> **Task**
Rewrite the lines starting at the one containing "Annotate this image: element" and ending at the one containing "521, 224, 541]", swapping "bbox" for "bounding box" and keeping everything else the same.

> **Record excerpts**
◆ ◆ ◆ ◆

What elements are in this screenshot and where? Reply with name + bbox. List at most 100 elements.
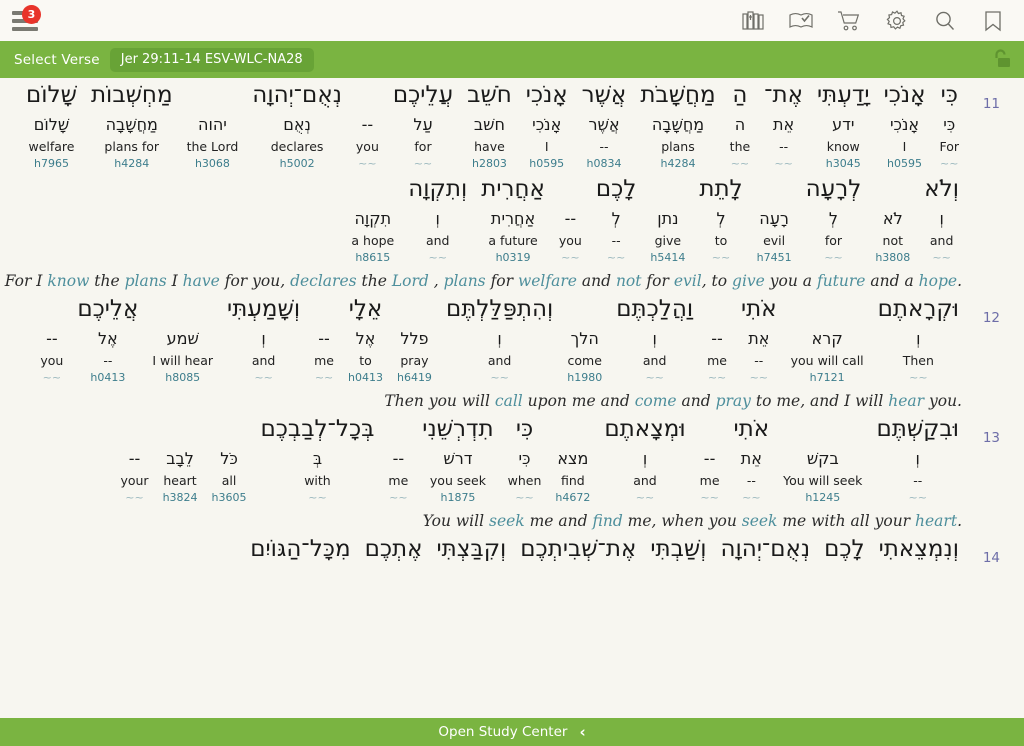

◆ ◆ ◆ ◆

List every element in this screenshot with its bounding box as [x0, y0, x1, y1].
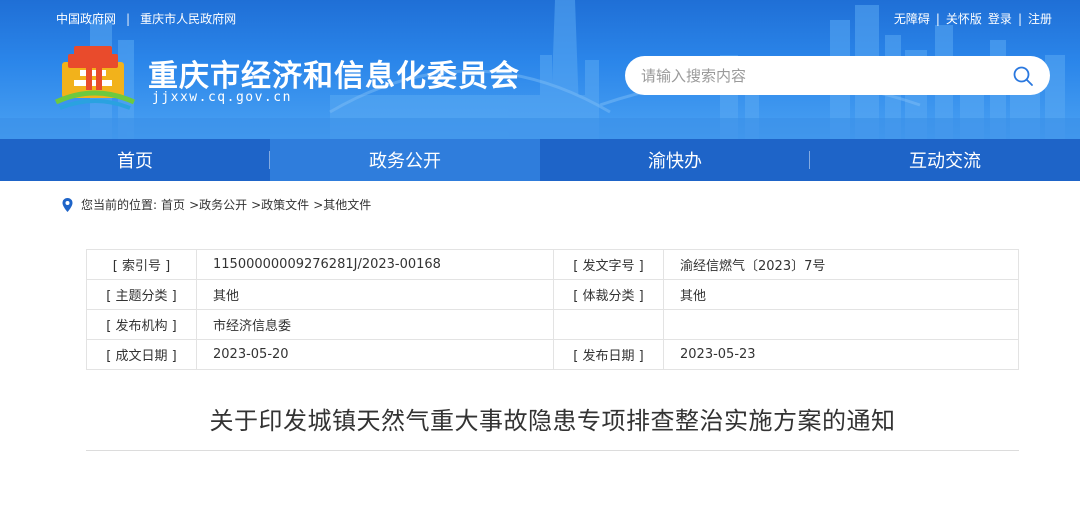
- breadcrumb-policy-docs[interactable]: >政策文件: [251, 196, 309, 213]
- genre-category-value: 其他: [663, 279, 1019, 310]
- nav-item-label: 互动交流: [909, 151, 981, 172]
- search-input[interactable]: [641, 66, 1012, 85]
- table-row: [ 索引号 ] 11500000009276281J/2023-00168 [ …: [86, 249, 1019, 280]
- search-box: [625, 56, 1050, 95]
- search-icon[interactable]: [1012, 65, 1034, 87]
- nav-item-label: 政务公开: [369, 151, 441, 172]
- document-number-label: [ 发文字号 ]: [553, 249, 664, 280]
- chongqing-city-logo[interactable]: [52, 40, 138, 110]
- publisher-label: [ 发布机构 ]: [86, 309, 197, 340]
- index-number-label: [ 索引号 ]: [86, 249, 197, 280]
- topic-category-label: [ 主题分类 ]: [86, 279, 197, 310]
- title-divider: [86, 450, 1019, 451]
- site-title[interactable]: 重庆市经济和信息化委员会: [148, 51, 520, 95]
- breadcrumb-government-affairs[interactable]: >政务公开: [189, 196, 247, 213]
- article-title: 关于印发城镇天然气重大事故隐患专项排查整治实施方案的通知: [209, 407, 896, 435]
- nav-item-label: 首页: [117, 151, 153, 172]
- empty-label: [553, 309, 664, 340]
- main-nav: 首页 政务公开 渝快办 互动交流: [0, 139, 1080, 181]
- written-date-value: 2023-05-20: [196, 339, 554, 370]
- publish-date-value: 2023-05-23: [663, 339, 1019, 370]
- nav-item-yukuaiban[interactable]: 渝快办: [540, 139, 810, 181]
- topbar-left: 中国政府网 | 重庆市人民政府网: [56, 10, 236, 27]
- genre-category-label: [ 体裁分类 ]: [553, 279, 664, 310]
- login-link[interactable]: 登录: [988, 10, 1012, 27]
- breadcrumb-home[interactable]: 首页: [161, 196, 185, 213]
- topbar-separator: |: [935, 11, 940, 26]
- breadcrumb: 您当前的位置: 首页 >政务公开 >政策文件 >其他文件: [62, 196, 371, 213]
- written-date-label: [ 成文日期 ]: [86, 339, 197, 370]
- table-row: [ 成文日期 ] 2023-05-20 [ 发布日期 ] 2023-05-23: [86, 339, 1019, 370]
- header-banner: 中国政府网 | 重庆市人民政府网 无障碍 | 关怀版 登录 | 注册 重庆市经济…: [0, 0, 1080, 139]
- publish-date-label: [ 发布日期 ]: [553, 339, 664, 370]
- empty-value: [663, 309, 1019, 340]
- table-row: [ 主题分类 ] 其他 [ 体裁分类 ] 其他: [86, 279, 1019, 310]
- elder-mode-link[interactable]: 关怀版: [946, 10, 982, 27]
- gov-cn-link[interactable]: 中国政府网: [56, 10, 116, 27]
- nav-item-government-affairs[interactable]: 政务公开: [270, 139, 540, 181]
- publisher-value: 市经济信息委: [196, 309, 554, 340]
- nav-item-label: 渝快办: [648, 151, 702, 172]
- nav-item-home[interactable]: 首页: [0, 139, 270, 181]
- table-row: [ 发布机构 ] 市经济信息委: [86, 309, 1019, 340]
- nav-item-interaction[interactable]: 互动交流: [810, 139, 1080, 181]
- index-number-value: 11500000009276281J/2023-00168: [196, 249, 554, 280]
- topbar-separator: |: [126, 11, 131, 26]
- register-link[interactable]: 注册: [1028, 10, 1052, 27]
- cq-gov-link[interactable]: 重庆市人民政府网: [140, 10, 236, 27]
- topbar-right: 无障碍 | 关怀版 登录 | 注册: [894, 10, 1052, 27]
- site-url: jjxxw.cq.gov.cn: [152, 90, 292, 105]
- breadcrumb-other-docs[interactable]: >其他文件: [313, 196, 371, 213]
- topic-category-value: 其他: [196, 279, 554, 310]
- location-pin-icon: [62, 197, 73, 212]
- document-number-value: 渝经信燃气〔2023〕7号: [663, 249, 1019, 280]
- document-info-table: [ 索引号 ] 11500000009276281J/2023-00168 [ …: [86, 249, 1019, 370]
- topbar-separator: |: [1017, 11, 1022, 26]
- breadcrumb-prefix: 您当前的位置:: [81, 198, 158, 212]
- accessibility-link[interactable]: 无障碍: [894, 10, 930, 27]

◆ ◆ ◆ ◆

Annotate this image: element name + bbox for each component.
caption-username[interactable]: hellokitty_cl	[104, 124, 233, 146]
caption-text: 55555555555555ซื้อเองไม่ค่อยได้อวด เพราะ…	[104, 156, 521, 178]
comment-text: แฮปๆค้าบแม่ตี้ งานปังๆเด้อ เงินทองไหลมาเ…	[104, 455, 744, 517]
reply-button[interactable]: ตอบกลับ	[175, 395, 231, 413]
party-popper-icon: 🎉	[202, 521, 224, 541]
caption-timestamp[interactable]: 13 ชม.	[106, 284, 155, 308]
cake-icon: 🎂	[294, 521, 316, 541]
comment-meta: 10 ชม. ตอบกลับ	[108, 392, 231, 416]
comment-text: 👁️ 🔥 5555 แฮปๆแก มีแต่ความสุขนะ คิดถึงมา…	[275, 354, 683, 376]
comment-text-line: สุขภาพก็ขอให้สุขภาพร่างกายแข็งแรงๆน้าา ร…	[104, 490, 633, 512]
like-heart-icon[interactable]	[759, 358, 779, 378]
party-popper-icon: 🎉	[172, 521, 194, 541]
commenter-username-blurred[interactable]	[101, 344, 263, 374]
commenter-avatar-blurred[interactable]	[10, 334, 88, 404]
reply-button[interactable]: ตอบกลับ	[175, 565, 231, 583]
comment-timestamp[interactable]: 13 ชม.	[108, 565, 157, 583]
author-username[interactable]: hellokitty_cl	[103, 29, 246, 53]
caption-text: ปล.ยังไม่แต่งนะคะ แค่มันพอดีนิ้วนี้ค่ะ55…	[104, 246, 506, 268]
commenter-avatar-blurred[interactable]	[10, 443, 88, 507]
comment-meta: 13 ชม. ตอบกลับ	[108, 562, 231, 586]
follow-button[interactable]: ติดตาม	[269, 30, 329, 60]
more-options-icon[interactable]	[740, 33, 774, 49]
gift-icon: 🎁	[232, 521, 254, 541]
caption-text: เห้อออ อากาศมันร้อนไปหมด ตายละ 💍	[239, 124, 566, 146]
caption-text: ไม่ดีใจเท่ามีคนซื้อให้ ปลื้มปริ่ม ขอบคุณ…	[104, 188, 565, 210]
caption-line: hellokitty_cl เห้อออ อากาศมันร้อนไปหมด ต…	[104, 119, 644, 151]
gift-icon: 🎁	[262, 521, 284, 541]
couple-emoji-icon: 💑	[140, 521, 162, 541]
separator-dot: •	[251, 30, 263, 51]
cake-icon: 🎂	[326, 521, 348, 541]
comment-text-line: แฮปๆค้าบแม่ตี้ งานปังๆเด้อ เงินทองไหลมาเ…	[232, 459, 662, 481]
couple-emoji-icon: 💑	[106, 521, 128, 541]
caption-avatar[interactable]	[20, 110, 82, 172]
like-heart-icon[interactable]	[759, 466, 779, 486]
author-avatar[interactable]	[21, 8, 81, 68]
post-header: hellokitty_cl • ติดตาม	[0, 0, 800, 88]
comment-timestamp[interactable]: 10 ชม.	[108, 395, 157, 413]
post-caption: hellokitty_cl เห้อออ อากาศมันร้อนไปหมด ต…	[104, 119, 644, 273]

◆ ◆ ◆ ◆

> **Exercise response**
Annotate this image: element name + bounding box for each component.
caption-username[interactable]: hellokitty_cl	[104, 124, 233, 146]
caption-text: 55555555555555ซื้อเองไม่ค่อยได้อวด เพราะ…	[104, 156, 521, 178]
comment-text: แฮปๆค้าบแม่ตี้ งานปังๆเด้อ เงินทองไหลมาเ…	[104, 455, 744, 517]
reply-button[interactable]: ตอบกลับ	[175, 395, 231, 413]
party-popper-icon: 🎉	[202, 521, 224, 541]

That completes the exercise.